- **What is needed**: Using the listing below, please gather every line containing the word "supercritical".

- **Given data**:
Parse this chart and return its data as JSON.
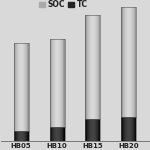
{
  "categories": [
    "HB05",
    "HB10",
    "HB15",
    "HB20"
  ],
  "soc_values": [
    72,
    72,
    85,
    90
  ],
  "tc_values": [
    8,
    12,
    18,
    20
  ],
  "soc_color_main": "#b0b0b0",
  "soc_color_light": "#d8d8d8",
  "soc_color_dark": "#888888",
  "tc_color_main": "#1a1a1a",
  "tc_color_light": "#444444",
  "tc_color_dark": "#000000",
  "legend_dot_soc": "#aaaaaa",
  "legend_dot_tc": "#222222",
  "bar_width": 0.42,
  "background_color": "#d9d9d9",
  "legend_fontsize": 5.5,
  "tick_fontsize": 5.0,
  "ylim": [
    0,
    110
  ]
}
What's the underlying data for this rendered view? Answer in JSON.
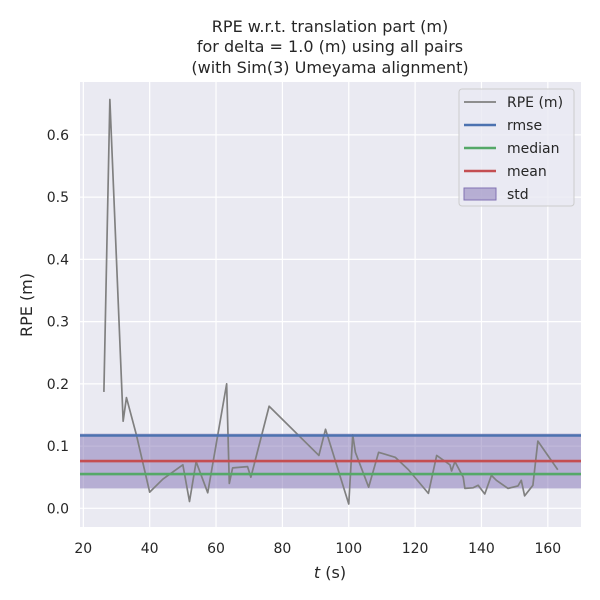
{
  "chart_data": {
    "type": "line",
    "title_lines": [
      "RPE w.r.t. translation part (m)",
      "for delta = 1.0 (m) using all pairs",
      "(with Sim(3) Umeyama alignment)"
    ],
    "xlabel_italic": "t",
    "xlabel_rest": " (s)",
    "ylabel": "RPE (m)",
    "xlim": [
      19,
      170
    ],
    "ylim": [
      -0.03,
      0.685
    ],
    "xticks": [
      20,
      40,
      60,
      80,
      100,
      120,
      140,
      160
    ],
    "yticks": [
      0.0,
      0.1,
      0.2,
      0.3,
      0.4,
      0.5,
      0.6
    ],
    "ytick_labels": [
      "0.0",
      "0.1",
      "0.2",
      "0.3",
      "0.4",
      "0.5",
      "0.6"
    ],
    "grid": true,
    "legend_position": "top-right",
    "series": [
      {
        "name": "RPE (m)",
        "color": "#808080",
        "x": [
          26.2,
          28.0,
          32.0,
          33.0,
          36.0,
          40.0,
          44.0,
          50.0,
          52.0,
          54.0,
          57.5,
          63.2,
          64.0,
          65.0,
          69.5,
          70.5,
          76.0,
          91.0,
          93.0,
          100.0,
          101.2,
          102.0,
          106.0,
          109.0,
          114.0,
          118.0,
          124.0,
          126.5,
          130.5,
          131.0,
          132.0,
          134.5,
          135.0,
          137.5,
          139.0,
          141.0,
          143.0,
          144.5,
          148.0,
          151.0,
          152.0,
          153.0,
          155.5,
          157.0,
          163.0
        ],
        "y": [
          0.187,
          0.657,
          0.14,
          0.178,
          0.118,
          0.026,
          0.047,
          0.07,
          0.011,
          0.075,
          0.025,
          0.2,
          0.04,
          0.065,
          0.067,
          0.05,
          0.164,
          0.085,
          0.127,
          0.007,
          0.118,
          0.09,
          0.034,
          0.09,
          0.082,
          0.062,
          0.024,
          0.085,
          0.07,
          0.06,
          0.075,
          0.05,
          0.032,
          0.033,
          0.037,
          0.023,
          0.053,
          0.045,
          0.032,
          0.036,
          0.045,
          0.02,
          0.037,
          0.108,
          0.062
        ]
      }
    ],
    "hlines": [
      {
        "name": "rmse",
        "value": 0.117,
        "color": "#4c72b0"
      },
      {
        "name": "median",
        "value": 0.055,
        "color": "#55a868"
      },
      {
        "name": "mean",
        "value": 0.076,
        "color": "#c44e52"
      }
    ],
    "band": {
      "name": "std",
      "low": 0.032,
      "high": 0.12,
      "color": "#8172b3"
    }
  }
}
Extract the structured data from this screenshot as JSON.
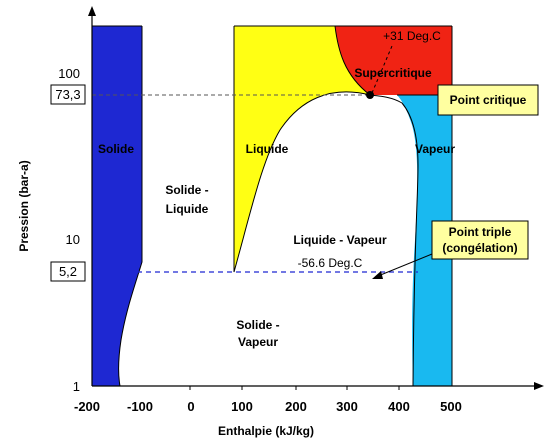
{
  "axes": {
    "x_title": "Enthalpie (kJ/kg)",
    "y_title": "Pression (bar-a)",
    "x_ticks": [
      "-200",
      "-100",
      "0",
      "100",
      "200",
      "300",
      "400",
      "500"
    ],
    "y_ticks": [
      "1",
      "10",
      "100"
    ],
    "y_highlight_ticks": [
      "73,3",
      "5,2"
    ]
  },
  "regions": {
    "solid": "Solide",
    "solid_liquid_line1": "Solide -",
    "solid_liquid_line2": "Liquide",
    "liquid": "Liquide",
    "liquid_vapor": "Liquide - Vapeur",
    "solid_vapor_line1": "Solide -",
    "solid_vapor_line2": "Vapeur",
    "vapor": "Vapeur",
    "supercritical": "Supercritique"
  },
  "annotations": {
    "critical_temp": "+31 Deg.C",
    "triple_temp": "-56.6 Deg.C"
  },
  "callouts": {
    "critical_point": "Point critique",
    "triple_point_line1": "Point triple",
    "triple_point_line2": "(congélation)"
  },
  "colors": {
    "solid": "#1e28d2",
    "liquid": "#ffff14",
    "vapor": "#19b9f0",
    "supercritical": "#f02314",
    "callout_bg": "#ffffa0"
  }
}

- **Output below**:
    "supercritical": "Supercritique"
    "supercritical": "#f02314",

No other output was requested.